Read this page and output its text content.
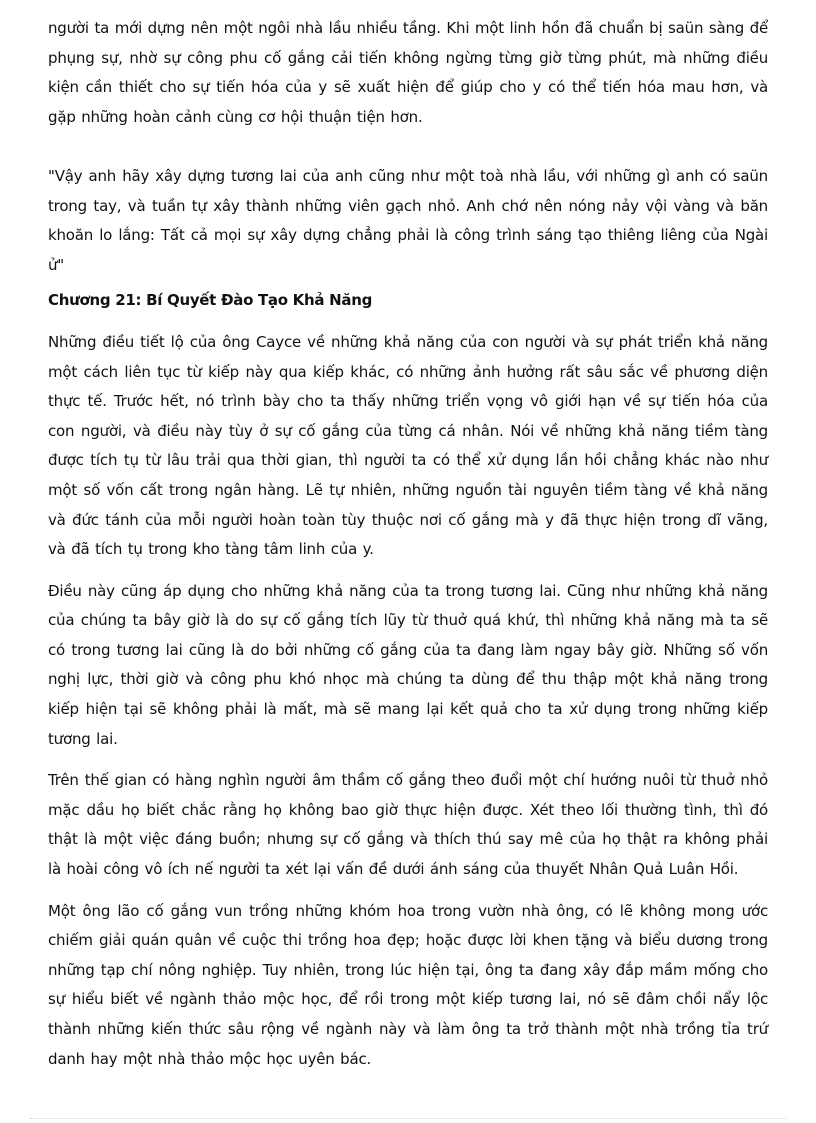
người ta mới dựng nên một ngôi nhà lầu nhiều tầng. Khi một linh hồn đã chuẩn bị saün sàng để phụng sự, nhờ sự công phu cố gắng cải tiến không ngừng từng giờ từng phút, mà những điều kiện cần thiết cho sự tiến hóa của y sẽ xuất hiện để giúp cho y có thể tiến hóa mau hơn, và gặp những hoàn cảnh cùng cơ hội thuận tiện hơn.

"Vậy anh hãy xây dựng tương lai của anh cũng như một toà nhà lầu, với những gì anh có saün trong tay, và tuần tự xây thành những viên gạch nhỏ. Anh chớ nên nóng nảy vội vàng và băn khoăn lo lắng: Tất cả mọi sự xây dựng chẳng phải là công trình sáng tạo thiêng liêng của Ngài ử"

Chương 21: Bí Quyết Đào Tạo Khả Năng

Những điều tiết lộ của ông Cayce về những khả năng của con người và sự phát triển khả năng một cách liên tục từ kiếp này qua kiếp khác, có những ảnh hưởng rất sâu sắc về phương diện thực tế. Trước hết, nó trình bày cho ta thấy những triển vọng vô giới hạn về sự tiến hóa của con người, và điều này tùy ở sự cố gắng của từng cá nhân. Nói về những khả năng tiềm tàng được tích tụ từ lâu trải qua thời gian, thì người ta có thể xử dụng lần hồi chẳng khác nào như một số vốn cất trong ngân hàng. Lẽ tự nhiên, những nguồn tài nguyên tiềm tàng về khả năng và đức tánh của mỗi người hoàn toàn tùy thuộc nơi cố gắng mà y đã thực hiện trong dĩ vãng, và đã tích tụ trong kho tàng tâm linh của y.

Điều này cũng áp dụng cho những khả năng của ta trong tương lai. Cũng như những khả năng của chúng ta bây giờ là do sự cố gắng tích lũy từ thuở quá khứ, thì những khả năng mà ta sẽ có trong tương lai cũng là do bởi những cố gắng của ta đang làm ngay bây giờ. Những số vốn nghị lực, thời giờ và công phu khó nhọc mà chúng ta dùng để thu thập một khả năng trong kiếp hiện tại sẽ không phải là mất, mà sẽ mang lại kết quả cho ta xử dụng trong những kiếp tương lai.

Trên thế gian có hàng nghìn người âm thầm cố gắng theo đuổi một chí hướng nuôi từ thuở nhỏ mặc dầu họ biết chắc rằng họ không bao giờ thực hiện được. Xét theo lối thường tình, thì đó thật là một việc đáng buồn; nhưng sự cố gắng và thích thú say mê của họ thật ra không phải là hoài công vô ích nế người ta xét lại vấn đề dưới ánh sáng của thuyết Nhân Quả Luân Hồi.

Một ông lão cố gắng vun trồng những khóm hoa trong vườn nhà ông, có lẽ không mong ước chiếm giải quán quân về cuộc thi trồng hoa đẹp; hoặc được lời khen tặng và biểu dương trong những tạp chí nông nghiệp. Tuy nhiên, trong lúc hiện tại, ông ta đang xây đắp mầm mống cho sự hiểu biết về ngành thảo mộc học, để rồi trong một kiếp tương lai, nó sẽ đâm chồi nẩy lộc thành những kiến thức sâu rộng về ngành này và làm ông ta trở thành một nhà trồng tỉa trứ danh hay một nhà thảo mộc học uyên bác.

_ _ _

→ **INSTRUCTIONS FOR THE TASK**
Transcribe all the lines above exactly, apart from the pictures.

→ **COMPLETE ANSWER**
Read this page and output its text content.
người ta mới dựng nên một ngôi nhà lầu nhiều tầng. Khi một linh hồn đã chuẩn bị saün sàng để phụng sự, nhờ sự công phu cố gắng cải tiến không ngừng từng giờ từng phút, mà những điều kiện cần thiết cho sự tiến hóa của y sẽ xuất hiện để giúp cho y có thể tiến hóa mau hơn, và gặp những hoàn cảnh cùng cơ hội thuận tiện hơn.

"Vậy anh hãy xây dựng tương lai của anh cũng như một toà nhà lầu, với những gì anh có saün trong tay, và tuần tự xây thành những viên gạch nhỏ. Anh chớ nên nóng nảy vội vàng và băn khoăn lo lắng: Tất cả mọi sự xây dựng chẳng phải là công trình sáng tạo thiêng liêng của Ngài ử"

Chương 21: Bí Quyết Đào Tạo Khả Năng

Những điều tiết lộ của ông Cayce về những khả năng của con người và sự phát triển khả năng một cách liên tục từ kiếp này qua kiếp khác, có những ảnh hưởng rất sâu sắc về phương diện thực tế. Trước hết, nó trình bày cho ta thấy những triển vọng vô giới hạn về sự tiến hóa của con người, và điều này tùy ở sự cố gắng của từng cá nhân. Nói về những khả năng tiềm tàng được tích tụ từ lâu trải qua thời gian, thì người ta có thể xử dụng lần hồi chẳng khác nào như một số vốn cất trong ngân hàng. Lẽ tự nhiên, những nguồn tài nguyên tiềm tàng về khả năng và đức tánh của mỗi người hoàn toàn tùy thuộc nơi cố gắng mà y đã thực hiện trong dĩ vãng, và đã tích tụ trong kho tàng tâm linh của y.

Điều này cũng áp dụng cho những khả năng của ta trong tương lai. Cũng như những khả năng của chúng ta bây giờ là do sự cố gắng tích lũy từ thuở quá khứ, thì những khả năng mà ta sẽ có trong tương lai cũng là do bởi những cố gắng của ta đang làm ngay bây giờ. Những số vốn nghị lực, thời giờ và công phu khó nhọc mà chúng ta dùng để thu thập một khả năng trong kiếp hiện tại sẽ không phải là mất, mà sẽ mang lại kết quả cho ta xử dụng trong những kiếp tương lai.

Trên thế gian có hàng nghìn người âm thầm cố gắng theo đuổi một chí hướng nuôi từ thuở nhỏ mặc dầu họ biết chắc rằng họ không bao giờ thực hiện được. Xét theo lối thường tình, thì đó thật là một việc đáng buồn; nhưng sự cố gắng và thích thú say mê của họ thật ra không phải là hoài công vô ích nế người ta xét lại vấn đề dưới ánh sáng của thuyết Nhân Quả Luân Hồi.

Một ông lão cố gắng vun trồng những khóm hoa trong vườn nhà ông, có lẽ không mong ước chiếm giải quán quân về cuộc thi trồng hoa đẹp; hoặc được lời khen tặng và biểu dương trong những tạp chí nông nghiệp. Tuy nhiên, trong lúc hiện tại, ông ta đang xây đắp mầm mống cho sự hiểu biết về ngành thảo mộc học, để rồi trong một kiếp tương lai, nó sẽ đâm chồi nẩy lộc thành những kiến thức sâu rộng về ngành này và làm ông ta trở thành một nhà trồng tỉa trứ danh hay một nhà thảo mộc học uyên bác.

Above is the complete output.